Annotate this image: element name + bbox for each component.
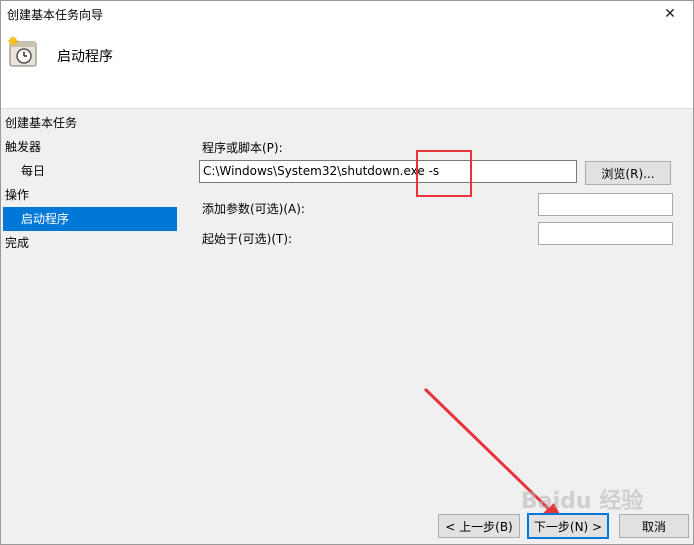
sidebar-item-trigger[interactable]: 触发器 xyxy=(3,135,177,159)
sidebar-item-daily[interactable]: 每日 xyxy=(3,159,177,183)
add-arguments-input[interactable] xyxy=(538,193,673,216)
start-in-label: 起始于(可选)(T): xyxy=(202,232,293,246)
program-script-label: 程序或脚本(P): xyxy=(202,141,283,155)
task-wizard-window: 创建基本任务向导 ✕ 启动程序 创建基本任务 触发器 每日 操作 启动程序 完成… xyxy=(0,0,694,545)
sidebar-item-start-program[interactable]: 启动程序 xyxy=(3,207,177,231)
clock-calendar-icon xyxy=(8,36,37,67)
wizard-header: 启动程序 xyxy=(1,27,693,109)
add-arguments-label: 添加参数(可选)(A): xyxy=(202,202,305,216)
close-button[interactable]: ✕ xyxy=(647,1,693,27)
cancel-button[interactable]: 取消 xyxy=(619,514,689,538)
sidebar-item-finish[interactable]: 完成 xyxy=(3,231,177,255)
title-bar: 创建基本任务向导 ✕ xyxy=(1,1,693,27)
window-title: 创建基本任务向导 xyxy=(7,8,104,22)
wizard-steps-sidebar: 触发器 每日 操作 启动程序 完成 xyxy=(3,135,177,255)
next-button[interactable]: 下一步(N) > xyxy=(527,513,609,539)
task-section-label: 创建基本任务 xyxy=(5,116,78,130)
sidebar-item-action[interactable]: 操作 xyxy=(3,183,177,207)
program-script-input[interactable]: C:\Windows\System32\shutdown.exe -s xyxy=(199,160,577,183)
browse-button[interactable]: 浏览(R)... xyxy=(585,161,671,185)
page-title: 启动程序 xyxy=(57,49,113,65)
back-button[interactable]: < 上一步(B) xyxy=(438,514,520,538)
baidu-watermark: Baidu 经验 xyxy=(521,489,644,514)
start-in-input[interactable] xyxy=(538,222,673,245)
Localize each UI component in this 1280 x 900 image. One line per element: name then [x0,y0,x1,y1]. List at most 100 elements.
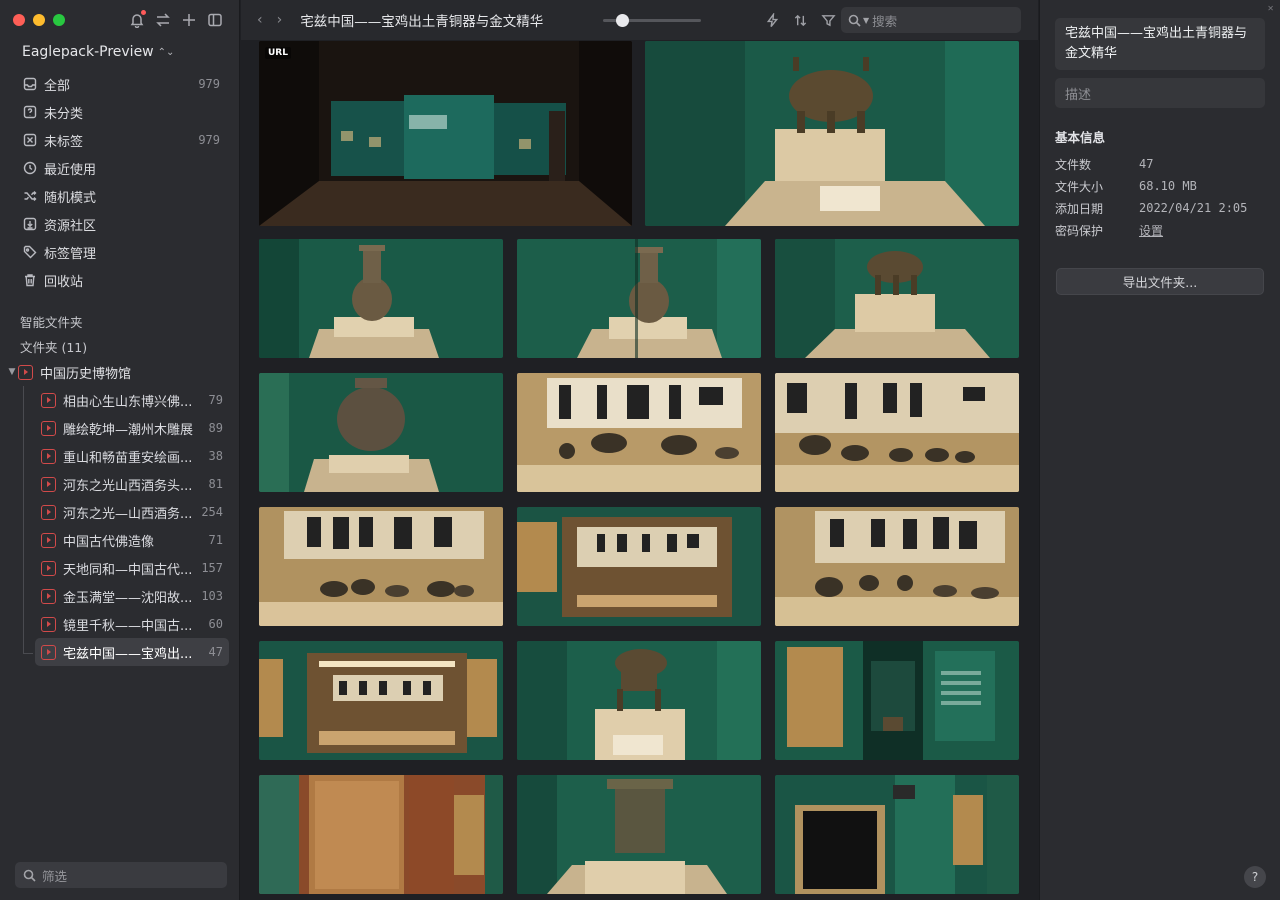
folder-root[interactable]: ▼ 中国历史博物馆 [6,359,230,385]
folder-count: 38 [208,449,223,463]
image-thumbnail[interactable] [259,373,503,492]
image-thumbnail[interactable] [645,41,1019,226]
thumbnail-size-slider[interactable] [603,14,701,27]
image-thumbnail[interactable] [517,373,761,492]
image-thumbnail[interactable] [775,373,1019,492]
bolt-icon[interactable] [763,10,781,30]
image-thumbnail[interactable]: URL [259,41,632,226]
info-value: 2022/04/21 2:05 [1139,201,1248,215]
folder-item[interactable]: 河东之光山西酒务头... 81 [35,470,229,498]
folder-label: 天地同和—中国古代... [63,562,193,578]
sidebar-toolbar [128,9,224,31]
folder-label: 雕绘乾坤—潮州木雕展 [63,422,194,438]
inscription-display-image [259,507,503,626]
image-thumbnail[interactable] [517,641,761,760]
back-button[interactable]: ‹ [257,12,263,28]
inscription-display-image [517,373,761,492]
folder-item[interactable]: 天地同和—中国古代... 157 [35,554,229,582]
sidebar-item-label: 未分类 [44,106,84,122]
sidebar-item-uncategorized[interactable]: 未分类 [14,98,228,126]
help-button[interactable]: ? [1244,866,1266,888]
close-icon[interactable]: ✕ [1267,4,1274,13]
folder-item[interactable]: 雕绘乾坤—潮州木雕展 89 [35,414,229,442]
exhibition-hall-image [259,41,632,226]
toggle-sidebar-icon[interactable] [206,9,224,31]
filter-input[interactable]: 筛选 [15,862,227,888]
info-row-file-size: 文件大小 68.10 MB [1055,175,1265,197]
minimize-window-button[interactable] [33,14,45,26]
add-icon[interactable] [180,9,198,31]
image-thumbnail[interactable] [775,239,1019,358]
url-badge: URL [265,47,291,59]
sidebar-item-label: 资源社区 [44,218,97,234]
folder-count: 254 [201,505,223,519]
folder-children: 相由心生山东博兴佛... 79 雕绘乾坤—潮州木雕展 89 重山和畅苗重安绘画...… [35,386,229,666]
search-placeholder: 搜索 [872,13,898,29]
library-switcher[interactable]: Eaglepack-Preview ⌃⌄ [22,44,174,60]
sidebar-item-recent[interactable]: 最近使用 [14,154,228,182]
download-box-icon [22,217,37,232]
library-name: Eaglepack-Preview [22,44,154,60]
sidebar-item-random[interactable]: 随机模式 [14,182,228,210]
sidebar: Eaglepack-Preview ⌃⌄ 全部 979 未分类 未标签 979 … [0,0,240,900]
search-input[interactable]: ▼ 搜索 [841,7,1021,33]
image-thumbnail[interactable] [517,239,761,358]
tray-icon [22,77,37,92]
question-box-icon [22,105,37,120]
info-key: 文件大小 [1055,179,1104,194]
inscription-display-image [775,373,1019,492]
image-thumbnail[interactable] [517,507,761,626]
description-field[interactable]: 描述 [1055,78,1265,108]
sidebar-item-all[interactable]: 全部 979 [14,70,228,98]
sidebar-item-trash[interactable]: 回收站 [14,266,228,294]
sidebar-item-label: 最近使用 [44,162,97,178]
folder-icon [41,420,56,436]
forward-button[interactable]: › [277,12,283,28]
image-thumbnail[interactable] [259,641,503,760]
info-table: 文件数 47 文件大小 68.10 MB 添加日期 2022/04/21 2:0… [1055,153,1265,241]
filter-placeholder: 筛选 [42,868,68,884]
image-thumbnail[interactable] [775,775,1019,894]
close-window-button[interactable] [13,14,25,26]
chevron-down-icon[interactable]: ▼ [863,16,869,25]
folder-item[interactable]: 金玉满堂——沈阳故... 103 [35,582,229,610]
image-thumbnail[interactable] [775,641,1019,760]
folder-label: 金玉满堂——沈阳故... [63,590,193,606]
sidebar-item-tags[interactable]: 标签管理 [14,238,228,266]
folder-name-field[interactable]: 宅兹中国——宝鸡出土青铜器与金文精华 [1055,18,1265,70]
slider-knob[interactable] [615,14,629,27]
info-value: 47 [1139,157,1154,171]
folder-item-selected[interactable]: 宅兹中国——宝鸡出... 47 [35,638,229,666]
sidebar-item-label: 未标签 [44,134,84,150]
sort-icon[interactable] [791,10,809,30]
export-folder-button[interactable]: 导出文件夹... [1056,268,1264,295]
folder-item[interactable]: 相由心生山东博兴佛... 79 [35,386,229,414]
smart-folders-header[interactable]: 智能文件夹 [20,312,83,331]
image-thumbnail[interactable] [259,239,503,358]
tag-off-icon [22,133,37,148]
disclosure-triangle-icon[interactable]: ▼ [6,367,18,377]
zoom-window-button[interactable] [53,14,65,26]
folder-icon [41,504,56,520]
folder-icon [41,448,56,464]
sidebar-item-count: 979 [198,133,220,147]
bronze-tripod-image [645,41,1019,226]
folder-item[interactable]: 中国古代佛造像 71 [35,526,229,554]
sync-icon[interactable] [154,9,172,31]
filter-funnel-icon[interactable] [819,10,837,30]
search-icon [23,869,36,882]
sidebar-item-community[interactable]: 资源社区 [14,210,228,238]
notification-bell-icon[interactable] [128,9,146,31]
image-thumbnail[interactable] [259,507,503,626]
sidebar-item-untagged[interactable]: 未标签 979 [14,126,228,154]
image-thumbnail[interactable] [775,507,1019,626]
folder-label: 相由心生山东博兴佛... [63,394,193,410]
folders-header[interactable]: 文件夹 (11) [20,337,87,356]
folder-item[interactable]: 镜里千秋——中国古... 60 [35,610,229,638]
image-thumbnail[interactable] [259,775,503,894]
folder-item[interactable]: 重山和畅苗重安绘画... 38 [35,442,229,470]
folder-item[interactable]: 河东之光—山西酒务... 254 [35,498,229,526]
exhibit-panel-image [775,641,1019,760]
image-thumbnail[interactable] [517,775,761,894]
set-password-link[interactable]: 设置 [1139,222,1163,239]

· · ·

Please copy these lines of the listing above verbatim, starting at the line that contains "sidebar-item-trigger[interactable]: 触发器 xyxy=(3,135,177,159)" and ending at the line that contains "start-in-input[interactable] xyxy=(538,222,673,245)", including both.

Completed task
sidebar-item-trigger[interactable]: 触发器 xyxy=(3,135,177,159)
sidebar-item-daily[interactable]: 每日 xyxy=(3,159,177,183)
add-arguments-input[interactable] xyxy=(538,193,673,216)
start-in-label: 起始于(可选)(T): xyxy=(202,232,293,246)
program-script-label: 程序或脚本(P): xyxy=(202,141,283,155)
task-wizard-window: 创建基本任务向导 ✕ 启动程序 创建基本任务 触发器 每日 操作 启动程序 完成… xyxy=(0,0,694,545)
sidebar-item-start-program[interactable]: 启动程序 xyxy=(3,207,177,231)
clock-calendar-icon xyxy=(8,36,37,67)
wizard-header: 启动程序 xyxy=(1,27,693,109)
add-arguments-label: 添加参数(可选)(A): xyxy=(202,202,305,216)
close-button[interactable]: ✕ xyxy=(647,1,693,27)
cancel-button[interactable]: 取消 xyxy=(619,514,689,538)
sidebar-item-finish[interactable]: 完成 xyxy=(3,231,177,255)
title-bar: 创建基本任务向导 ✕ xyxy=(1,1,693,27)
window-title: 创建基本任务向导 xyxy=(7,8,104,22)
wizard-steps-sidebar: 触发器 每日 操作 启动程序 完成 xyxy=(3,135,177,255)
next-button[interactable]: 下一步(N) > xyxy=(527,513,609,539)
task-section-label: 创建基本任务 xyxy=(5,116,78,130)
sidebar-item-action[interactable]: 操作 xyxy=(3,183,177,207)
program-script-input[interactable]: C:\Windows\System32\shutdown.exe -s xyxy=(199,160,577,183)
browse-button[interactable]: 浏览(R)... xyxy=(585,161,671,185)
page-title: 启动程序 xyxy=(57,49,113,65)
back-button[interactable]: < 上一步(B) xyxy=(438,514,520,538)
baidu-watermark: Baidu 经验 xyxy=(521,489,644,514)
start-in-input[interactable] xyxy=(538,222,673,245)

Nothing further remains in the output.